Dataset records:
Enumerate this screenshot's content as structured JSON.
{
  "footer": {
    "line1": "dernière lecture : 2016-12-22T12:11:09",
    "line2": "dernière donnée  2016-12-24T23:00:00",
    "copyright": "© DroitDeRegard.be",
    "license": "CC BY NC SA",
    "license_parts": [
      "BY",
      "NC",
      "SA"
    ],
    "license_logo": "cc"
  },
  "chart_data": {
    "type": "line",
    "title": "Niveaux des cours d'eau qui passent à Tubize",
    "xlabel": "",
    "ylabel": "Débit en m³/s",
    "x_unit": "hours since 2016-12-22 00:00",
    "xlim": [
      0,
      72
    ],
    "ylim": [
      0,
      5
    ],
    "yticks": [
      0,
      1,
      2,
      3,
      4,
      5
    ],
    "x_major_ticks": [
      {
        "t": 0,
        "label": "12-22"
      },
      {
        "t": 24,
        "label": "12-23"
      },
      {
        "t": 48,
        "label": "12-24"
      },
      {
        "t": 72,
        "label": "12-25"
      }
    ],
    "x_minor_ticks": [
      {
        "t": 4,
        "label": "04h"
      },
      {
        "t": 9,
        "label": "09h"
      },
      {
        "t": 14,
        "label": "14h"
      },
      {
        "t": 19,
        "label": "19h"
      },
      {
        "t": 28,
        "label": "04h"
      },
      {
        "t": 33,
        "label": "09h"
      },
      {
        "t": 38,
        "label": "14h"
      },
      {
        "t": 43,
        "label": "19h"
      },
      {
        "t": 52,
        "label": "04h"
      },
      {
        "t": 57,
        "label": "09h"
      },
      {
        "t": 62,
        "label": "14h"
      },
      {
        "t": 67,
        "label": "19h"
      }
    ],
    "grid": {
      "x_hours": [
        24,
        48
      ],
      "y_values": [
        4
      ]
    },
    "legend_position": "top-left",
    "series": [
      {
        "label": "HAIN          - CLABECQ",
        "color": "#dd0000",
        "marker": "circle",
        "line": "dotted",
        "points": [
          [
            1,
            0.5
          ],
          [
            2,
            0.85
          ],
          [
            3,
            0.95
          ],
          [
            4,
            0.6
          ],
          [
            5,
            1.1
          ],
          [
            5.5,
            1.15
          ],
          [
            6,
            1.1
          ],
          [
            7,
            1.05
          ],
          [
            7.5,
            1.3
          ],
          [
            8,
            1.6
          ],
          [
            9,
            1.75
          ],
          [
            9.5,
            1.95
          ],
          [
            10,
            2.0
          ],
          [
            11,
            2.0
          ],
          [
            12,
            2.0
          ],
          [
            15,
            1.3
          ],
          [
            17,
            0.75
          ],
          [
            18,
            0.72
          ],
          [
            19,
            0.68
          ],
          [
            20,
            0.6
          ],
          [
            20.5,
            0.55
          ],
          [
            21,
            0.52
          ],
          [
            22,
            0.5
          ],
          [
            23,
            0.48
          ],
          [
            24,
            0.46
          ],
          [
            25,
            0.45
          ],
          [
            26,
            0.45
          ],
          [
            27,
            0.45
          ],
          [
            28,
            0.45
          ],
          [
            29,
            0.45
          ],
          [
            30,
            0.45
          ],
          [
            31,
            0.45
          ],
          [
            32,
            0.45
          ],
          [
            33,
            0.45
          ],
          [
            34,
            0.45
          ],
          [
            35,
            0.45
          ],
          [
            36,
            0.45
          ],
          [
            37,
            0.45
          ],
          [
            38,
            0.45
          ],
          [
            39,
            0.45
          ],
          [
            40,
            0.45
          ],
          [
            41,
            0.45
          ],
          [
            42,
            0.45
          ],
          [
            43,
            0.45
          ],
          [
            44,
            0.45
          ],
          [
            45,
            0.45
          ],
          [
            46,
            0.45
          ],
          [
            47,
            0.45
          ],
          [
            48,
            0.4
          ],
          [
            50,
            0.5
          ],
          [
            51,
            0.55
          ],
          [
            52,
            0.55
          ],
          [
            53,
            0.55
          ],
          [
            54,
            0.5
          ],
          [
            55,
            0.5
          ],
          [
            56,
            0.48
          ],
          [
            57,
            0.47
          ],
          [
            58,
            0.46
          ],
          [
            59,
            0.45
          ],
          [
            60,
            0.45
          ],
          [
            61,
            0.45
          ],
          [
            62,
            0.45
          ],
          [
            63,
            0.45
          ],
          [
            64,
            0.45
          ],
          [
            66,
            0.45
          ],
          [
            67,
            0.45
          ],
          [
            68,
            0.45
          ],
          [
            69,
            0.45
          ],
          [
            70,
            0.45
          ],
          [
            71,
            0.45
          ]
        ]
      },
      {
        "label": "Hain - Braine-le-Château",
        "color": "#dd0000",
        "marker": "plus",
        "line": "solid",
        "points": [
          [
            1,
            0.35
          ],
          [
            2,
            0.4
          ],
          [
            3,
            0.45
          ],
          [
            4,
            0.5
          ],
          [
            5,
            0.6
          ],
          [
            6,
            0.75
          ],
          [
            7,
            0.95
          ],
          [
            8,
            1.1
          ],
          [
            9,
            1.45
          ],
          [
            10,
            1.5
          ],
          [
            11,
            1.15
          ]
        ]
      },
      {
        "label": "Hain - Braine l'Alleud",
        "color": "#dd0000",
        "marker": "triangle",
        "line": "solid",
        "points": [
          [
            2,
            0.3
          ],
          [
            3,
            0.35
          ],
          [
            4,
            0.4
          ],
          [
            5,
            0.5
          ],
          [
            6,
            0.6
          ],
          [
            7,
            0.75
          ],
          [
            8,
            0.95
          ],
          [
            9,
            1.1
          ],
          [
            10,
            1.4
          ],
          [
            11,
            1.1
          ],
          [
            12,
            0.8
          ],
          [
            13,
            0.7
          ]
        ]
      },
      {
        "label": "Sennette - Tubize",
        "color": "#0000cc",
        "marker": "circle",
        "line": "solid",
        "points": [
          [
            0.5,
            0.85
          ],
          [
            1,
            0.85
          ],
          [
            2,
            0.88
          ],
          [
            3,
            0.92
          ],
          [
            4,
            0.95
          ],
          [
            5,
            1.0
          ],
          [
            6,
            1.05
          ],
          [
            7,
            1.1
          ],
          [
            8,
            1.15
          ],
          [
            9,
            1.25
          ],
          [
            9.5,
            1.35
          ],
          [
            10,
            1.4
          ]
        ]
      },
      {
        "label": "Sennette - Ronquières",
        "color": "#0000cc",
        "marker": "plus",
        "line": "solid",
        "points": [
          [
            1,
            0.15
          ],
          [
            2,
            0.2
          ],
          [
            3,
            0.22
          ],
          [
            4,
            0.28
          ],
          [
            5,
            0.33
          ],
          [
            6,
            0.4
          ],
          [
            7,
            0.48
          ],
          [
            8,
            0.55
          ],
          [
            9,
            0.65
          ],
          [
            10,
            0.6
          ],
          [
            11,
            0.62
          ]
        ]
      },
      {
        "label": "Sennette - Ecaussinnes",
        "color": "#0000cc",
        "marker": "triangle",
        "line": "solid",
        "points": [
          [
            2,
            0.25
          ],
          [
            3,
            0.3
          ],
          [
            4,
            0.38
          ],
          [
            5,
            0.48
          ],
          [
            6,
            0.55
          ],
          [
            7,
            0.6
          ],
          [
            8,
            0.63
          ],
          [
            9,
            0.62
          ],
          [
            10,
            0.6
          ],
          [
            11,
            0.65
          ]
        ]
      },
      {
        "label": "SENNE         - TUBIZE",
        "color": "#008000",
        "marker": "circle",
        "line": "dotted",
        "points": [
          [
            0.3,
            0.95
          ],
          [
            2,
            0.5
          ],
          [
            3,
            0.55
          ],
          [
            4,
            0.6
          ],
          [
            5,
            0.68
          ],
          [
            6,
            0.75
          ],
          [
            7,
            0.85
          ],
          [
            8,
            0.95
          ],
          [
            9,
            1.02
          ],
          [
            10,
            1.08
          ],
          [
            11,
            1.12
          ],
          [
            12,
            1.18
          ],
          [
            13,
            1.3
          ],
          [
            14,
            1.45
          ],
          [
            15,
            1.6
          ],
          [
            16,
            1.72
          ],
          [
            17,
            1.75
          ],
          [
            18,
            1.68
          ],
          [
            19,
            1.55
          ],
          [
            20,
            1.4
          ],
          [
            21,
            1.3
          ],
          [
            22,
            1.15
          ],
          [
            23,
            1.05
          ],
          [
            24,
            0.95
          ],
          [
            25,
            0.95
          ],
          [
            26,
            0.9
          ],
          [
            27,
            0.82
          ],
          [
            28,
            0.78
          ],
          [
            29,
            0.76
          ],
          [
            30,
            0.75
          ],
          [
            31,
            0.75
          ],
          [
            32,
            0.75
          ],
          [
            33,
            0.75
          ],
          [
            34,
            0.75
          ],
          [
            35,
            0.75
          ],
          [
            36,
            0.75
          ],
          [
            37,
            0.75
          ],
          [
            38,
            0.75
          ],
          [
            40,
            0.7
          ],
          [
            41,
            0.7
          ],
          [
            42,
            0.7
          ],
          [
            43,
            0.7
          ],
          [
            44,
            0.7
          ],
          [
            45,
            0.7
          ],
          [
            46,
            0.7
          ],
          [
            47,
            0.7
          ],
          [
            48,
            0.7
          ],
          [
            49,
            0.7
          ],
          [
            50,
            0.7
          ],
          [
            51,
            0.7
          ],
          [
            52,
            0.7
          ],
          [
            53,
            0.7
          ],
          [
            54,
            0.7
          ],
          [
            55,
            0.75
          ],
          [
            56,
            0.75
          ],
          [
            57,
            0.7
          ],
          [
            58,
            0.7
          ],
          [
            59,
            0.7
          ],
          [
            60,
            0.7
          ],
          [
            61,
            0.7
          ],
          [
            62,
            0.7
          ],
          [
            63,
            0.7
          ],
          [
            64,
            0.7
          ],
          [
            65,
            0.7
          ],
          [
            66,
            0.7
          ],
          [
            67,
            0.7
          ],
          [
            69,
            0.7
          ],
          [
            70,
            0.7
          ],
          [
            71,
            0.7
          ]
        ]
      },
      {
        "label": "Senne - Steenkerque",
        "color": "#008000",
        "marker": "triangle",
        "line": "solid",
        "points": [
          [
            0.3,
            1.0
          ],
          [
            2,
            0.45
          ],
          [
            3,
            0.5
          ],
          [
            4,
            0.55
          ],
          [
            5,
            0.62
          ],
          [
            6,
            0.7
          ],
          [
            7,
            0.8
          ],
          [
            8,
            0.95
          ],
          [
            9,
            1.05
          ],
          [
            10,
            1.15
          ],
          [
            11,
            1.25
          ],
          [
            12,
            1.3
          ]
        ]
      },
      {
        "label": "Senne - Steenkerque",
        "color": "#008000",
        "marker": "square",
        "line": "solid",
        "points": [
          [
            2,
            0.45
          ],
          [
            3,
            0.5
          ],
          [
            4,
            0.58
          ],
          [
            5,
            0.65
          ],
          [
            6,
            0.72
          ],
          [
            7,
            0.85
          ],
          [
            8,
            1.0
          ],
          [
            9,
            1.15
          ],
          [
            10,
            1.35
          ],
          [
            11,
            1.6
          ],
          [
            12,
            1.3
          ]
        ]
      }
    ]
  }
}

EXERCISE GOAL:
Copy out all lines from the material above that contain the string "Sennette".

REPLY TO THE EXERCISE:
        "label": "Sennette - Tubize",
        "label": "Sennette - Ronquières",
        "label": "Sennette - Ecaussinnes",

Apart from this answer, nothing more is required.